SHORT EXERCISE: Quote every line of the data below verbatim, leaving out any pictures.

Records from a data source

● ● ●

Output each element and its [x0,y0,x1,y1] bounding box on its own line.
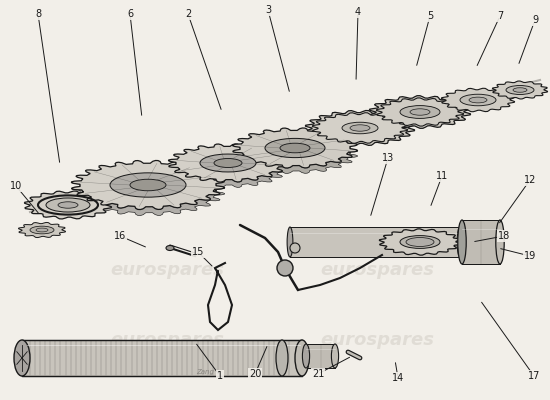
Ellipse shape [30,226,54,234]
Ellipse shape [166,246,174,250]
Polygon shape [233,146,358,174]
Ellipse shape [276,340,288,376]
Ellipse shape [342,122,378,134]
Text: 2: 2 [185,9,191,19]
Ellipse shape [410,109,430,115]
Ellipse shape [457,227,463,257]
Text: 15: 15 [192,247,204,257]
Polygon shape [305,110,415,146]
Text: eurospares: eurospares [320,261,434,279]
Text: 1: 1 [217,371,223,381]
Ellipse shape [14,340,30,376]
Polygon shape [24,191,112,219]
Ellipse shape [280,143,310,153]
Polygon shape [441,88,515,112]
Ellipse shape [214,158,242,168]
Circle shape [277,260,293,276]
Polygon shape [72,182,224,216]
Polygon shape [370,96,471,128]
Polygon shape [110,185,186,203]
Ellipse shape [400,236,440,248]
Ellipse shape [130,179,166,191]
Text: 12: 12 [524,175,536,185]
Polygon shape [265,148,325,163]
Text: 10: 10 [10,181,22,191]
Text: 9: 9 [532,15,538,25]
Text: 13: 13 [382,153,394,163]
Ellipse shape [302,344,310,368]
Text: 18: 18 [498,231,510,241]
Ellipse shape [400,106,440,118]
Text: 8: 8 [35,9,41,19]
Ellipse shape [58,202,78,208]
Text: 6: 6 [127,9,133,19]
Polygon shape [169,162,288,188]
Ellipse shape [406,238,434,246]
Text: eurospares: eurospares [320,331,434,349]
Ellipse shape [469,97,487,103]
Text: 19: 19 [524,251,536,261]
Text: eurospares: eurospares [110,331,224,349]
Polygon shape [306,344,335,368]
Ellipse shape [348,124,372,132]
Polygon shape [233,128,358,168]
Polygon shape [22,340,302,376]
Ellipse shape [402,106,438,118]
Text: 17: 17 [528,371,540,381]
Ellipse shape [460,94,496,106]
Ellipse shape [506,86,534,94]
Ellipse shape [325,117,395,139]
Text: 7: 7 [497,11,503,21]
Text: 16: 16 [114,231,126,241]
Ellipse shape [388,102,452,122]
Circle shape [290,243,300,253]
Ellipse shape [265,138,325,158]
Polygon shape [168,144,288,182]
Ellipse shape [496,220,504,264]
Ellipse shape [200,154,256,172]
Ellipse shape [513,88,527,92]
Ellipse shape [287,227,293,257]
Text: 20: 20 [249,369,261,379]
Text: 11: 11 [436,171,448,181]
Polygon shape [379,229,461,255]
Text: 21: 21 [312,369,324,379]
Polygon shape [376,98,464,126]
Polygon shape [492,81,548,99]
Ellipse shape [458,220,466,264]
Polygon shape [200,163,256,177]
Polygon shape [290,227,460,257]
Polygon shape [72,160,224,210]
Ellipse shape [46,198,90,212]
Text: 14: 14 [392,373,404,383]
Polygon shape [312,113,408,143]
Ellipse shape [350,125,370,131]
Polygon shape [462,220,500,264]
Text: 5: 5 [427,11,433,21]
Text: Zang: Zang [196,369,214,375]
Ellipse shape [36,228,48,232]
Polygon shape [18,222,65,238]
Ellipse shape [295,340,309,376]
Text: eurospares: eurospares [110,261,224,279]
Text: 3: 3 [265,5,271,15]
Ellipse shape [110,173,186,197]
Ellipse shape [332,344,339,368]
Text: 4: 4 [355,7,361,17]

● ● ●

WRITTEN RESPONSE:
Output each element and its [x0,y0,x1,y1] bounding box on its own line.
Ellipse shape [30,226,54,234]
Ellipse shape [166,246,174,250]
Polygon shape [233,146,358,174]
Ellipse shape [276,340,288,376]
Ellipse shape [342,122,378,134]
Text: 2: 2 [185,9,191,19]
Ellipse shape [410,109,430,115]
Ellipse shape [457,227,463,257]
Text: 15: 15 [192,247,204,257]
Polygon shape [305,110,415,146]
Text: eurospares: eurospares [320,261,434,279]
Text: 1: 1 [217,371,223,381]
Ellipse shape [14,340,30,376]
Polygon shape [24,191,112,219]
Ellipse shape [280,143,310,153]
Polygon shape [441,88,515,112]
Ellipse shape [214,158,242,168]
Circle shape [277,260,293,276]
Polygon shape [72,182,224,216]
Polygon shape [370,96,471,128]
Polygon shape [110,185,186,203]
Ellipse shape [400,236,440,248]
Ellipse shape [130,179,166,191]
Text: 12: 12 [524,175,536,185]
Polygon shape [265,148,325,163]
Text: 10: 10 [10,181,22,191]
Text: 9: 9 [532,15,538,25]
Text: 13: 13 [382,153,394,163]
Ellipse shape [302,344,310,368]
Text: 18: 18 [498,231,510,241]
Ellipse shape [400,106,440,118]
Text: 8: 8 [35,9,41,19]
Ellipse shape [58,202,78,208]
Text: 6: 6 [127,9,133,19]
Polygon shape [169,162,288,188]
Ellipse shape [406,238,434,246]
Text: eurospares: eurospares [320,331,434,349]
Ellipse shape [469,97,487,103]
Text: 19: 19 [524,251,536,261]
Text: eurospares: eurospares [110,331,224,349]
Polygon shape [306,344,335,368]
Ellipse shape [348,124,372,132]
Polygon shape [233,128,358,168]
Polygon shape [22,340,302,376]
Ellipse shape [402,106,438,118]
Text: 17: 17 [528,371,540,381]
Ellipse shape [460,94,496,106]
Ellipse shape [506,86,534,94]
Ellipse shape [325,117,395,139]
Text: 7: 7 [497,11,503,21]
Text: 16: 16 [114,231,126,241]
Ellipse shape [388,102,452,122]
Circle shape [290,243,300,253]
Ellipse shape [265,138,325,158]
Polygon shape [168,144,288,182]
Ellipse shape [496,220,504,264]
Ellipse shape [200,154,256,172]
Ellipse shape [513,88,527,92]
Ellipse shape [287,227,293,257]
Text: 20: 20 [249,369,261,379]
Text: 11: 11 [436,171,448,181]
Polygon shape [379,229,461,255]
Text: 21: 21 [312,369,324,379]
Polygon shape [376,98,464,126]
Polygon shape [492,81,548,99]
Ellipse shape [458,220,466,264]
Polygon shape [200,163,256,177]
Polygon shape [290,227,460,257]
Polygon shape [72,160,224,210]
Ellipse shape [46,198,90,212]
Text: 14: 14 [392,373,404,383]
Polygon shape [312,113,408,143]
Ellipse shape [350,125,370,131]
Polygon shape [462,220,500,264]
Text: 5: 5 [427,11,433,21]
Text: Zang: Zang [196,369,214,375]
Ellipse shape [36,228,48,232]
Polygon shape [18,222,65,238]
Ellipse shape [295,340,309,376]
Text: eurospares: eurospares [110,261,224,279]
Text: 3: 3 [265,5,271,15]
Ellipse shape [110,173,186,197]
Ellipse shape [332,344,339,368]
Text: 4: 4 [355,7,361,17]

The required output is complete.